### Supplied material:
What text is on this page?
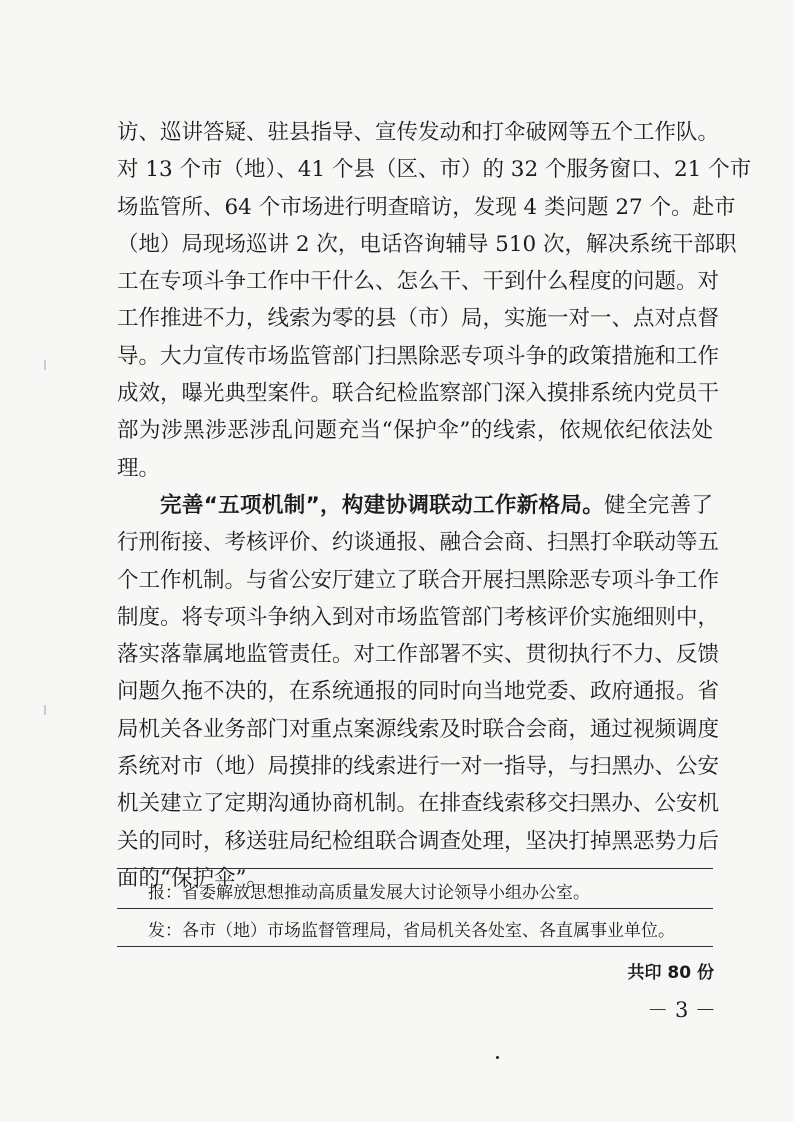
访、巡讲答疑、驻县指导、宣传发动和打伞破网等五个工作队。
对 13 个市（地）、41 个县（区、市）的 32 个服务窗口、21 个市
场监管所、64 个市场进行明查暗访，发现 4 类问题 27 个。赴市
（地）局现场巡讲 2 次，电话咨询辅导 510 次，解决系统干部职
工在专项斗争工作中干什么、怎么干、干到什么程度的问题。对
工作推进不力，线索为零的县（市）局，实施一对一、点对点督
导。大力宣传市场监管部门扫黑除恶专项斗争的政策措施和工作
成效，曝光典型案件。联合纪检监察部门深入摸排系统内党员干
部为涉黑涉恶涉乱问题充当“保护伞”的线索，依规依纪依法处
理。
完善“五项机制”，构建协调联动工作新格局。健全完善了
行刑衔接、考核评价、约谈通报、融合会商、扫黑打伞联动等五
个工作机制。与省公安厅建立了联合开展扫黑除恶专项斗争工作
制度。将专项斗争纳入到对市场监管部门考核评价实施细则中，
落实落靠属地监管责任。对工作部署不实、贯彻执行不力、反馈
问题久拖不决的，在系统通报的同时向当地党委、政府通报。省
局机关各业务部门对重点案源线索及时联合会商，通过视频调度
系统对市（地）局摸排的线索进行一对一指导，与扫黑办、公安
机关建立了定期沟通协商机制。在排查线索移交扫黑办、公安机
关的同时，移送驻局纪检组联合调查处理，坚决打掉黑恶势力后
面的“保护伞”。
报：省委解放思想推动高质量发展大讨论领导小组办公室。
发：各市（地）市场监督管理局，省局机关各处室、各直属事业单位。
共印 80 份
－ 3 －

### The problem:
Write out the listing above again, exactly, but with no pictures in the copy.

### Full answer:
What text is on this page?
访、巡讲答疑、驻县指导、宣传发动和打伞破网等五个工作队。
对 13 个市（地）、41 个县（区、市）的 32 个服务窗口、21 个市
场监管所、64 个市场进行明查暗访，发现 4 类问题 27 个。赴市
（地）局现场巡讲 2 次，电话咨询辅导 510 次，解决系统干部职
工在专项斗争工作中干什么、怎么干、干到什么程度的问题。对
工作推进不力，线索为零的县（市）局，实施一对一、点对点督
导。大力宣传市场监管部门扫黑除恶专项斗争的政策措施和工作
成效，曝光典型案件。联合纪检监察部门深入摸排系统内党员干
部为涉黑涉恶涉乱问题充当“保护伞”的线索，依规依纪依法处
理。
完善“五项机制”，构建协调联动工作新格局。健全完善了
行刑衔接、考核评价、约谈通报、融合会商、扫黑打伞联动等五
个工作机制。与省公安厅建立了联合开展扫黑除恶专项斗争工作
制度。将专项斗争纳入到对市场监管部门考核评价实施细则中，
落实落靠属地监管责任。对工作部署不实、贯彻执行不力、反馈
问题久拖不决的，在系统通报的同时向当地党委、政府通报。省
局机关各业务部门对重点案源线索及时联合会商，通过视频调度
系统对市（地）局摸排的线索进行一对一指导，与扫黑办、公安
机关建立了定期沟通协商机制。在排查线索移交扫黑办、公安机
关的同时，移送驻局纪检组联合调查处理，坚决打掉黑恶势力后
面的“保护伞”。
报：省委解放思想推动高质量发展大讨论领导小组办公室。
发：各市（地）市场监督管理局，省局机关各处室、各直属事业单位。
共印 80 份
－ 3 －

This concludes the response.